* WHAT NEEDS TO BE DONE
Return each line of the material verbatim.

* EXTRACTED DATA
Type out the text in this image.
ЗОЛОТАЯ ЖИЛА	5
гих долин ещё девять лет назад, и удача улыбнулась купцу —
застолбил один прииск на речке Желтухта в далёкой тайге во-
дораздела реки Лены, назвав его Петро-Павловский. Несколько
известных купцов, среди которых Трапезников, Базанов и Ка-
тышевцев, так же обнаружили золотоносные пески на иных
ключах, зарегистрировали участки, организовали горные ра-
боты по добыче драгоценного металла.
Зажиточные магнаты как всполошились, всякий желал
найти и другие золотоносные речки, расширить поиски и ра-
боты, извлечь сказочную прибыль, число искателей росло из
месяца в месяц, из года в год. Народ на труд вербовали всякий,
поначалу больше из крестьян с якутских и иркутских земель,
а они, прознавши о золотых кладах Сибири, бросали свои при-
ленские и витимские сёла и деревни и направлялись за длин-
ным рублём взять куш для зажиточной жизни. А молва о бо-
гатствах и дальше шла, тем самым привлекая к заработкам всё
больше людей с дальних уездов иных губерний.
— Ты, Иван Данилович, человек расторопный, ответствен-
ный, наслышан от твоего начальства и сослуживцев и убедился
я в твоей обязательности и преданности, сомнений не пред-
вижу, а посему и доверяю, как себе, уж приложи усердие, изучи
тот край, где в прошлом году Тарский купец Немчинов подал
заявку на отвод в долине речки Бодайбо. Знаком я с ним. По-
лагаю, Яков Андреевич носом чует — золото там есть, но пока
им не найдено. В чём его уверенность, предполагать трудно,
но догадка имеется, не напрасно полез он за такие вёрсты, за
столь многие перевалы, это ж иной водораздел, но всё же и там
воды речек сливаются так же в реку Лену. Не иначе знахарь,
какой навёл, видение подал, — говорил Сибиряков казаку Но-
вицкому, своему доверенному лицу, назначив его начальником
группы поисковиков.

* OUTPUT FOR THIS EXERCISE
Type out the text in this image.
ЗОЛОТАЯ ЖИЛА	5
гих долин ещё девять лет назад, и удача улыбнулась купцу —
застолбил один прииск на речке Желтухта в далёкой тайге во-
дораздела реки Лены, назвав его Петро-Павловский. Несколько
известных купцов, среди которых Трапезников, Базанов и Ка-
тышевцев, так же обнаружили золотоносные пески на иных
ключах, зарегистрировали участки, организовали горные ра-
боты по добыче драгоценного металла.
Зажиточные магнаты как всполошились, всякий желал
найти и другие золотоносные речки, расширить поиски и ра-
боты, извлечь сказочную прибыль, число искателей росло из
месяца в месяц, из года в год. Народ на труд вербовали всякий,
поначалу больше из крестьян с якутских и иркутских земель,
а они, прознавши о золотых кладах Сибири, бросали свои при-
ленские и витимские сёла и деревни и направлялись за длин-
ным рублём взять куш для зажиточной жизни. А молва о бо-
гатствах и дальше шла, тем самым привлекая к заработкам всё
больше людей с дальних уездов иных губерний.
— Ты, Иван Данилович, человек расторопный, ответствен-
ный, наслышан от твоего начальства и сослуживцев и убедился
я в твоей обязательности и преданности, сомнений не пред-
вижу, а посему и доверяю, как себе, уж приложи усердие, изучи
тот край, где в прошлом году Тарский купец Немчинов подал
заявку на отвод в долине речки Бодайбо. Знаком я с ним. По-
лагаю, Яков Андреевич носом чует — золото там есть, но пока
им не найдено. В чём его уверенность, предполагать трудно,
но догадка имеется, не напрасно полез он за такие вёрсты, за
столь многие перевалы, это ж иной водораздел, но всё же и там
воды речек сливаются так же в реку Лену. Не иначе знахарь,
какой навёл, видение подал, — говорил Сибиряков казаку Но-
вицкому, своему доверенному лицу, назначив его начальником
группы поисковиков.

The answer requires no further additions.